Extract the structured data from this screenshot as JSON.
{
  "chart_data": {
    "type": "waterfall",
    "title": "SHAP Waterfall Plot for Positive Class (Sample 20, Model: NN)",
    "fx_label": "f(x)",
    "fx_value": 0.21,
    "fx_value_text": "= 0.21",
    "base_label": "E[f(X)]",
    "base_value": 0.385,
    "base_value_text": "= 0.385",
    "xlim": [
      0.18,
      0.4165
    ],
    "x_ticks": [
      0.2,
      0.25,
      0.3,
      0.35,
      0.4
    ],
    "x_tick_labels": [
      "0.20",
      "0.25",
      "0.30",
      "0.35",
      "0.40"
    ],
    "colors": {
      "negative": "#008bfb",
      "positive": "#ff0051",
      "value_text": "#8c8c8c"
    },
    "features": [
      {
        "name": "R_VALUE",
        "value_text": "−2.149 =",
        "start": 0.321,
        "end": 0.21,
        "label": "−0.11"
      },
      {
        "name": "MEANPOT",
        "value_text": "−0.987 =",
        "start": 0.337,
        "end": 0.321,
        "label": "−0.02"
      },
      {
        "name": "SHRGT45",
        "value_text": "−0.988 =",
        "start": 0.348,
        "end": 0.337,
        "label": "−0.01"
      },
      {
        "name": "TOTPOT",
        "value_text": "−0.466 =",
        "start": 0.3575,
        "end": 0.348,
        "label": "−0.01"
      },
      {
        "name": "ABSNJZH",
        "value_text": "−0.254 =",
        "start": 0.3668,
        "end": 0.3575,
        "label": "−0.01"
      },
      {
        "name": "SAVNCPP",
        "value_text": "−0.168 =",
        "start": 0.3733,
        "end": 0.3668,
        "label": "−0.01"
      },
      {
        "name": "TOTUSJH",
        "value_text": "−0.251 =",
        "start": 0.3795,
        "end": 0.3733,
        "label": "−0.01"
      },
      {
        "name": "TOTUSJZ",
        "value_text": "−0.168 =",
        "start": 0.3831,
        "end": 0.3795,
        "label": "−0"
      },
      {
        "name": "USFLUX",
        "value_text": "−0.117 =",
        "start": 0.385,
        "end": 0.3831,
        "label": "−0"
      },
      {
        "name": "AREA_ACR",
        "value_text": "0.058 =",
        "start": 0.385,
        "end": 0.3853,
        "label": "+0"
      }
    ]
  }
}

Aim of the exercise
Using the listing above, gather each line that holds the string "start" and copy it.

Exercise result
        "start": 0.321,
        "start": 0.337,
        "start": 0.348,
        "start": 0.3575,
        "start": 0.3668,
        "start": 0.3733,
        "start": 0.3795,
        "start": 0.3831,
        "start": 0.385,
        "start": 0.385,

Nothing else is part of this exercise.